# WHAT YOU NEED TO DO
Lines that include "Kingdom" make up the answer; copy all of them from the data below.

_ _ _ _

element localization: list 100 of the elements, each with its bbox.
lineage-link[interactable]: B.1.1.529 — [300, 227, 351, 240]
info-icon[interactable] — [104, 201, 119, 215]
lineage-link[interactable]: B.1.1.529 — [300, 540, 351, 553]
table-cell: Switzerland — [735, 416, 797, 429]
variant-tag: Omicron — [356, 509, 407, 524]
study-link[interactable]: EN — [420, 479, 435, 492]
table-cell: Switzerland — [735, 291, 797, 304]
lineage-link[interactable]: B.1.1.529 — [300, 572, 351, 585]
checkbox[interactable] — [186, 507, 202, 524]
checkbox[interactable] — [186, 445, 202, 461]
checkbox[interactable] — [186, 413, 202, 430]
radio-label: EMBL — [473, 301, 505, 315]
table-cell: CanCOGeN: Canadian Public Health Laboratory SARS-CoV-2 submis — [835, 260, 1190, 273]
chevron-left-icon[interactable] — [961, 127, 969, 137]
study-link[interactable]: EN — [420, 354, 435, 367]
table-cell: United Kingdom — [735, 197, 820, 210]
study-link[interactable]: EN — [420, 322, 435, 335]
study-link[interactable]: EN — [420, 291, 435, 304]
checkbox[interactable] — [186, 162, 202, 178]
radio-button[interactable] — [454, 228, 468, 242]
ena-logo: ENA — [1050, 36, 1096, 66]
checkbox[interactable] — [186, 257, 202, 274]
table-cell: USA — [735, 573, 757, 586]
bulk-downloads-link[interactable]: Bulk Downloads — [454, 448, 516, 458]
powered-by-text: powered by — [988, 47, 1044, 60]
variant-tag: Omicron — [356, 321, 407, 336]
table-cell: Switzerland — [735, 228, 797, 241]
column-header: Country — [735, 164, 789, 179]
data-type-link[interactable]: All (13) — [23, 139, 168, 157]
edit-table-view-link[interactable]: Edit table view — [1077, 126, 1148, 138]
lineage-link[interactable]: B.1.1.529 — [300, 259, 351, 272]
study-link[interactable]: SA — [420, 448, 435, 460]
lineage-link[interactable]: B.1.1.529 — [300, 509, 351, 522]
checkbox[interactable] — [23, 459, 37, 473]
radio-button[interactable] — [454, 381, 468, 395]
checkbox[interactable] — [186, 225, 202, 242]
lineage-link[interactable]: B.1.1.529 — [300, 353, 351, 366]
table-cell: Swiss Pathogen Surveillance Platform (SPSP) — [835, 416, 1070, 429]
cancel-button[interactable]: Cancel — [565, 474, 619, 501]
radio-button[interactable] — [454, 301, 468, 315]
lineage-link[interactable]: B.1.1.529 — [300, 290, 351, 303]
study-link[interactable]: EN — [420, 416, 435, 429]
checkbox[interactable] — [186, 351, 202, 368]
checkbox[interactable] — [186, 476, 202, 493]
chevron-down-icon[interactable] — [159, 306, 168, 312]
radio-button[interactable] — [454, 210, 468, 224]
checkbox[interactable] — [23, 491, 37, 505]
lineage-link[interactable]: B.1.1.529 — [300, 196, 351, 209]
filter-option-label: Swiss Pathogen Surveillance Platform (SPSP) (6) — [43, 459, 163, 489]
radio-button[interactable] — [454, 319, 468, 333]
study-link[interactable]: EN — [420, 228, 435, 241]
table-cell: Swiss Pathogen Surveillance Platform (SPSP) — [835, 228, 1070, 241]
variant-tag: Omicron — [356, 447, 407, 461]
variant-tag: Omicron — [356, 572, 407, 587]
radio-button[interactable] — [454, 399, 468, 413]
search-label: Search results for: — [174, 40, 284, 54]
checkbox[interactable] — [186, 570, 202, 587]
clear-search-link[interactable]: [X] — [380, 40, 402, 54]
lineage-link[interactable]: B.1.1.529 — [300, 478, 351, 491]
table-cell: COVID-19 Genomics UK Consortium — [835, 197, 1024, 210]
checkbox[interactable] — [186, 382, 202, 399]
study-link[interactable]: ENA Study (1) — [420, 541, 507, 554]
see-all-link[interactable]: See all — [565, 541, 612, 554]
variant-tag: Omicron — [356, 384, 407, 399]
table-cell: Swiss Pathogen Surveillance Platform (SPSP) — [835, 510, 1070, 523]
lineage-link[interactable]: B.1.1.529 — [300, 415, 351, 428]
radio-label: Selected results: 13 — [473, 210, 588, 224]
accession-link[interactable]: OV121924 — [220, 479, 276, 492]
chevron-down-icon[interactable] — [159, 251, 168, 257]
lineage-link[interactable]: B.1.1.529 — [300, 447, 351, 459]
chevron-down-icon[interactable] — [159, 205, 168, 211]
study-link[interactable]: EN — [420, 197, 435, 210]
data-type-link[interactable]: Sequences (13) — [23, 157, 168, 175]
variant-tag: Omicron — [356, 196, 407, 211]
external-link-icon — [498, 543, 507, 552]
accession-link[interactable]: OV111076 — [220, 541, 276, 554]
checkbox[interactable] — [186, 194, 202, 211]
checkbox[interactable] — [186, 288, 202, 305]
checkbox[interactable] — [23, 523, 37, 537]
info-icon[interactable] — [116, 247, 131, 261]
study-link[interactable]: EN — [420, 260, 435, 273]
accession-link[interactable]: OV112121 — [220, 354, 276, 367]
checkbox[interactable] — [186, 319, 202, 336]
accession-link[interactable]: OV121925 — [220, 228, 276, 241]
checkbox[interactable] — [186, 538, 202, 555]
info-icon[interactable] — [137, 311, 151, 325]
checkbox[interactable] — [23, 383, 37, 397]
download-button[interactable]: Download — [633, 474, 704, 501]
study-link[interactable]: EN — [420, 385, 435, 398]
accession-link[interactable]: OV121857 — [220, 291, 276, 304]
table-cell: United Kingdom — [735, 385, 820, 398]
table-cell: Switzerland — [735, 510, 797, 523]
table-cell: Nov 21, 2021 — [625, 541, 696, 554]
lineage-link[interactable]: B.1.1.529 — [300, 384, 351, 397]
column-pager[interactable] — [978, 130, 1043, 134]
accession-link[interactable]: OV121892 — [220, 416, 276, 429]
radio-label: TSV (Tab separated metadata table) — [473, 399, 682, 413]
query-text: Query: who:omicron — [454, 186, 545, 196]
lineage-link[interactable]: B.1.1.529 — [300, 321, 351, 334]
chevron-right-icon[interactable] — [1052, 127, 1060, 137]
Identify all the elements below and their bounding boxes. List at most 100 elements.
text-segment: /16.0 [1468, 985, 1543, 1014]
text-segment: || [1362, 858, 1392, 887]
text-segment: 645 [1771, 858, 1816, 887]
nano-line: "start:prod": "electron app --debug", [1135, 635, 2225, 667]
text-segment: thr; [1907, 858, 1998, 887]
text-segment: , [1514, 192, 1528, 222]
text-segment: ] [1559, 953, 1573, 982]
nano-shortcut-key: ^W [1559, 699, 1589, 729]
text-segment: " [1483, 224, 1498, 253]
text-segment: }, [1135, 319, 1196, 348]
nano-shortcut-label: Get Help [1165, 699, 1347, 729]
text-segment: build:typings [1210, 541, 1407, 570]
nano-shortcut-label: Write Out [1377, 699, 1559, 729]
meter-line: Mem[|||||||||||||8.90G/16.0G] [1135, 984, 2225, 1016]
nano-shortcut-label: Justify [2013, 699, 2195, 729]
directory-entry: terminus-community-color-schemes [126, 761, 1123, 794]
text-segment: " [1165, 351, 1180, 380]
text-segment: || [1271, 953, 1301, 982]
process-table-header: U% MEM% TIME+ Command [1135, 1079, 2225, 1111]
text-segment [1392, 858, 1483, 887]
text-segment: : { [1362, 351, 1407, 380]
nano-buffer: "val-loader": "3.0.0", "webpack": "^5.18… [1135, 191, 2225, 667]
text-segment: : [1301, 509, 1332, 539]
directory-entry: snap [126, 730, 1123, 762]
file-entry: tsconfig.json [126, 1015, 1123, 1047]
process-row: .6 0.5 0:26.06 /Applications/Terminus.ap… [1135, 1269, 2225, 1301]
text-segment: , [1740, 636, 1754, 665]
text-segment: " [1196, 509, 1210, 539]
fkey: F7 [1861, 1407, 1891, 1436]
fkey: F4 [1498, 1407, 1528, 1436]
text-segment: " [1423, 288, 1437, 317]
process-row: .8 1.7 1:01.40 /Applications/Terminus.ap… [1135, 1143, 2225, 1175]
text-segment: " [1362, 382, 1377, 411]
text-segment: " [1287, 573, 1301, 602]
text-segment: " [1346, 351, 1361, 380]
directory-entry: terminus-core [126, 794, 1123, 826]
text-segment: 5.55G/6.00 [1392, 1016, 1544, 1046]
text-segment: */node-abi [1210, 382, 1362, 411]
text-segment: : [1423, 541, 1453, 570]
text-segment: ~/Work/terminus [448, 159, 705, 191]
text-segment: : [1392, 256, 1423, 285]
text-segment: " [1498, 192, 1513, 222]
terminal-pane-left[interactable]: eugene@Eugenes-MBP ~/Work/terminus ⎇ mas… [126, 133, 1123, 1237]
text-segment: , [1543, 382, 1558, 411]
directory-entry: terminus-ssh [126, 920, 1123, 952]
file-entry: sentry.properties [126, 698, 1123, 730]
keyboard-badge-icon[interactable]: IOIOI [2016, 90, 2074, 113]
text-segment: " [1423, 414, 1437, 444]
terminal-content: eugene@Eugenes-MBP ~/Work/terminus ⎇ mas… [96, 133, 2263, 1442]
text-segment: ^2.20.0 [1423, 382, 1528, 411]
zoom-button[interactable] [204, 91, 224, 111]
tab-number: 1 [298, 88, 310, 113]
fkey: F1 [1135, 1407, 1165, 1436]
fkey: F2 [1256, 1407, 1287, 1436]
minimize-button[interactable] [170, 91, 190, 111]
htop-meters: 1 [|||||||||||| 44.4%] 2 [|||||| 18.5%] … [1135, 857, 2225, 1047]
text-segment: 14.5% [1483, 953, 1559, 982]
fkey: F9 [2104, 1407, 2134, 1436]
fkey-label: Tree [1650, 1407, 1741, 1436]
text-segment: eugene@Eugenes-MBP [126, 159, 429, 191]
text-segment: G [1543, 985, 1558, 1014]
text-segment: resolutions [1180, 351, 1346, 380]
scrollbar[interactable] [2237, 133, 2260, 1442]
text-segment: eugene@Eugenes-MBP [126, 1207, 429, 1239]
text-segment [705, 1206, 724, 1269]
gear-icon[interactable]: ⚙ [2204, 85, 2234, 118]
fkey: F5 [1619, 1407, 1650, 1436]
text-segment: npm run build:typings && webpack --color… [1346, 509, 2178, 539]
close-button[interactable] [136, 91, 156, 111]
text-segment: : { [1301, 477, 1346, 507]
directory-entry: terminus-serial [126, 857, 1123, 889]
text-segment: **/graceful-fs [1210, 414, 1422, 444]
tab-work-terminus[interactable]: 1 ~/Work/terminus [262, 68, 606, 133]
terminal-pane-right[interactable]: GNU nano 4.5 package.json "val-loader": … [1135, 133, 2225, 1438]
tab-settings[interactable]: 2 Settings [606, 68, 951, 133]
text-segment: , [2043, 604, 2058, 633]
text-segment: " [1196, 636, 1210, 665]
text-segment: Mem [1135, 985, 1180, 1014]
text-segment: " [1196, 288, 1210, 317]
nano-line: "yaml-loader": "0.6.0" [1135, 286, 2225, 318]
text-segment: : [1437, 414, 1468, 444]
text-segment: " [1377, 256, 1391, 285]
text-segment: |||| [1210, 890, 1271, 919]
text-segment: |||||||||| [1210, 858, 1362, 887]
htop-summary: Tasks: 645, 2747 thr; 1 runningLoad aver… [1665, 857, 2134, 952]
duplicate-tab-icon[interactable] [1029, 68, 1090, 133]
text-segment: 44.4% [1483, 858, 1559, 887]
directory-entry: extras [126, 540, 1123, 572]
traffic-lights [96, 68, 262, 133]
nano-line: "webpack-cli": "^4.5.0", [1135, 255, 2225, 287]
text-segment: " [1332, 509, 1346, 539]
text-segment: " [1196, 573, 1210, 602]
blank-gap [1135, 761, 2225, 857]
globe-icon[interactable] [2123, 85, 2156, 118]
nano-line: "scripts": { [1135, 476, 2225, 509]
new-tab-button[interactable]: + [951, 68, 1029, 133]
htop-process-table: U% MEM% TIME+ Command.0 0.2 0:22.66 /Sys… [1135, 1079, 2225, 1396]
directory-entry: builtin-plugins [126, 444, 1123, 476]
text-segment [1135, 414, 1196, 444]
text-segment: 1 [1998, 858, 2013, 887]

_ _ _ _

# PROBLEM SOLUTION
table-cell: United Kingdom — [735, 197, 820, 210]
table-cell: United Kingdom — [735, 385, 820, 398]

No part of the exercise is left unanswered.